Objective: Check each line of the listing, and copy it if it contains the word "What".

Supplied information:
━━━━━━

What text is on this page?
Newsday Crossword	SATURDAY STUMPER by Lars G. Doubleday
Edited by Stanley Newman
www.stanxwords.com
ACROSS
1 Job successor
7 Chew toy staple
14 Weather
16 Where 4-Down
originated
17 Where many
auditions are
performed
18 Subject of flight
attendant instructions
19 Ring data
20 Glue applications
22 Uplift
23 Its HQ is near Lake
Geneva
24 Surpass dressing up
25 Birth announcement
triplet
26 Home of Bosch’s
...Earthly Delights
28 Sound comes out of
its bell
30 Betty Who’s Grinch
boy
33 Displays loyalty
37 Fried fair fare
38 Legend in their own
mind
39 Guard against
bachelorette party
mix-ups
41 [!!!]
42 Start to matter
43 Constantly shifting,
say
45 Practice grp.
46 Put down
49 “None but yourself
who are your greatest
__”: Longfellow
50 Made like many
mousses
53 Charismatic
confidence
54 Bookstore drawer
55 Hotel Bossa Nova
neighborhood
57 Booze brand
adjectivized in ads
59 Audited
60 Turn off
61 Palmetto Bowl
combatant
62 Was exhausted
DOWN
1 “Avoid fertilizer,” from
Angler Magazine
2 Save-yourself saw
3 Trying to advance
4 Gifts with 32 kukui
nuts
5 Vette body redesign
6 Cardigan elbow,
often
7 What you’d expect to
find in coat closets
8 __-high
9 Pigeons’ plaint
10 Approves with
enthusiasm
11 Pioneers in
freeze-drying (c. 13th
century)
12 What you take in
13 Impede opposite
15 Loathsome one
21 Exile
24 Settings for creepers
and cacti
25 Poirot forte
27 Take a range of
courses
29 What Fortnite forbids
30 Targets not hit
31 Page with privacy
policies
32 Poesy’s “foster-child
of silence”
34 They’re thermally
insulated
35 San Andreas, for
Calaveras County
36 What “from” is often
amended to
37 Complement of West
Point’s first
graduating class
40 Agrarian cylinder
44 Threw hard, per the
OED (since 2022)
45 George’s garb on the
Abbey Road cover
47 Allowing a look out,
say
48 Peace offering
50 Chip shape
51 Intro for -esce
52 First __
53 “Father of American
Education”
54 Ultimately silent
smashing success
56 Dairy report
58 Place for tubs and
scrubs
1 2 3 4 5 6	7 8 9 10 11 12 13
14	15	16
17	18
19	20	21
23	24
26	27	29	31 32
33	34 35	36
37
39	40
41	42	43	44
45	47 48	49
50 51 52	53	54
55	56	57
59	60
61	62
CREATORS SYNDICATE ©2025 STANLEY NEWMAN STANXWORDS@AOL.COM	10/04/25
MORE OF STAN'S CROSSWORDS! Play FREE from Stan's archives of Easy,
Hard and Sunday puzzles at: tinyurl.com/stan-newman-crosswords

━━━━━━

Exercise output:
What text is on this page?
7 What you’d expect to
12 What you take in
29 What Fortnite forbids
36 What “from” is often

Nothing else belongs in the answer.